### Supplied material
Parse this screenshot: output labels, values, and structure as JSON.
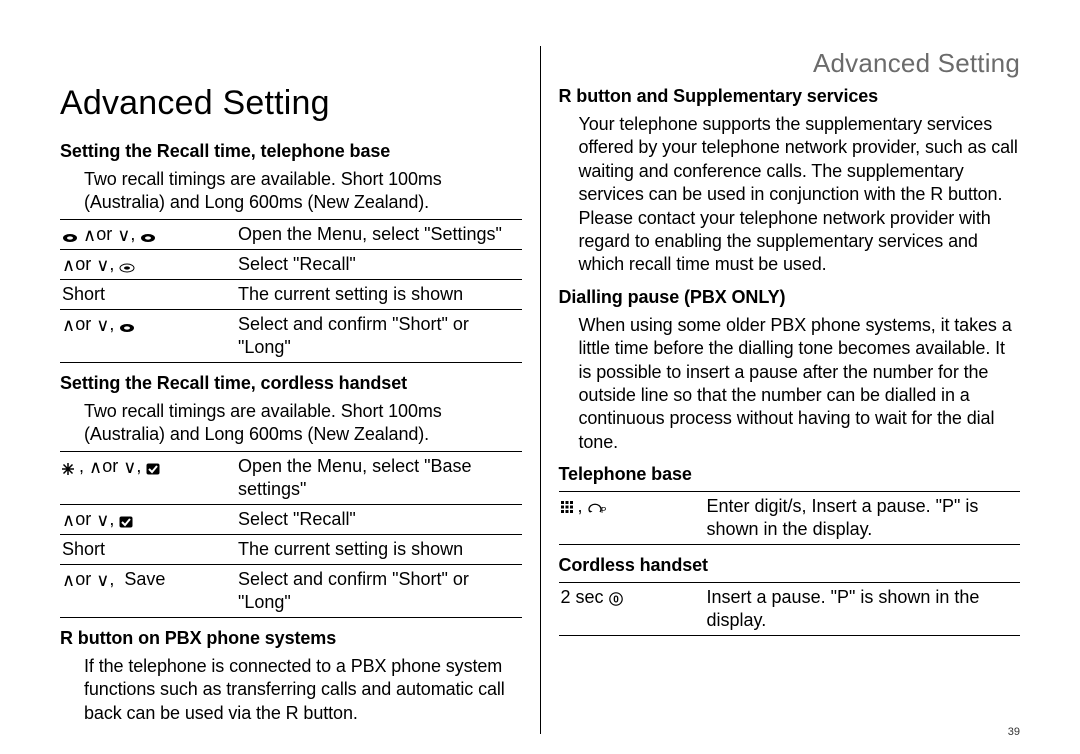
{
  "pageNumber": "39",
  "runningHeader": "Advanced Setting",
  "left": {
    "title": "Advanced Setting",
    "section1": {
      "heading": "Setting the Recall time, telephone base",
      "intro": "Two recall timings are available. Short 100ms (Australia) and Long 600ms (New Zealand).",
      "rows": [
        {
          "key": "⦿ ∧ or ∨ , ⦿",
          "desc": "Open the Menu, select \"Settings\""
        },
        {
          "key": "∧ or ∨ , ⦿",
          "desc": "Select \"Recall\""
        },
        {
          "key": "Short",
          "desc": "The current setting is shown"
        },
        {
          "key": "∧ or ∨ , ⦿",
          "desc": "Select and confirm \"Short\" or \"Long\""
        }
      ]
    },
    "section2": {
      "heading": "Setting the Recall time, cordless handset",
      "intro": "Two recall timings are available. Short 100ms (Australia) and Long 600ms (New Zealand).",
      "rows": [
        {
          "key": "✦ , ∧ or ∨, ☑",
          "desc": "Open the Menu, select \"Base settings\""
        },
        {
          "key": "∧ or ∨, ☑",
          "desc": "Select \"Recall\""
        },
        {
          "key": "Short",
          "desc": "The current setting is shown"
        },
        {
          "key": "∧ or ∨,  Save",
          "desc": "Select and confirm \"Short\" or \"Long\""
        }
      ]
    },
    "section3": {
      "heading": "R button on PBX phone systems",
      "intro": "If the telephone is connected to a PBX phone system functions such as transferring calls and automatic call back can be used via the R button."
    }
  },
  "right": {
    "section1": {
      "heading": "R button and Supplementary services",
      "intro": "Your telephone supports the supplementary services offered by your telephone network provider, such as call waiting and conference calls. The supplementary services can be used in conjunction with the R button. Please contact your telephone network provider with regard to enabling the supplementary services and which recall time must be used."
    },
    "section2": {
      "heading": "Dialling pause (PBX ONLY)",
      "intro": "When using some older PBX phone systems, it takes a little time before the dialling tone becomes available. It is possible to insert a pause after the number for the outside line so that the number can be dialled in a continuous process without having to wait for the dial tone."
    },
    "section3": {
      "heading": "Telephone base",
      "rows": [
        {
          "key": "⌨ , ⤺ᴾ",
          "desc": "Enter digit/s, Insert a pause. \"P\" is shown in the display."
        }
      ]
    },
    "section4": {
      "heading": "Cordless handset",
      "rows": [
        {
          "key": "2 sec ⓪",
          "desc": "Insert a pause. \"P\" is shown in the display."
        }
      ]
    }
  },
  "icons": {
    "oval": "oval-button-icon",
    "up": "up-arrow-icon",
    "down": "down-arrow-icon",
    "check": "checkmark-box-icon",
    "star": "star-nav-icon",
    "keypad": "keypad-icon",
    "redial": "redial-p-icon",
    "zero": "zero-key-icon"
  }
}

### Instruction
Search the entries for the string "display" and collect each line that has it.

### Output
          "desc": "Enter digit/s, Insert a pause. \"P\" is shown in the display."
          "desc": "Insert a pause. \"P\" is shown in the display."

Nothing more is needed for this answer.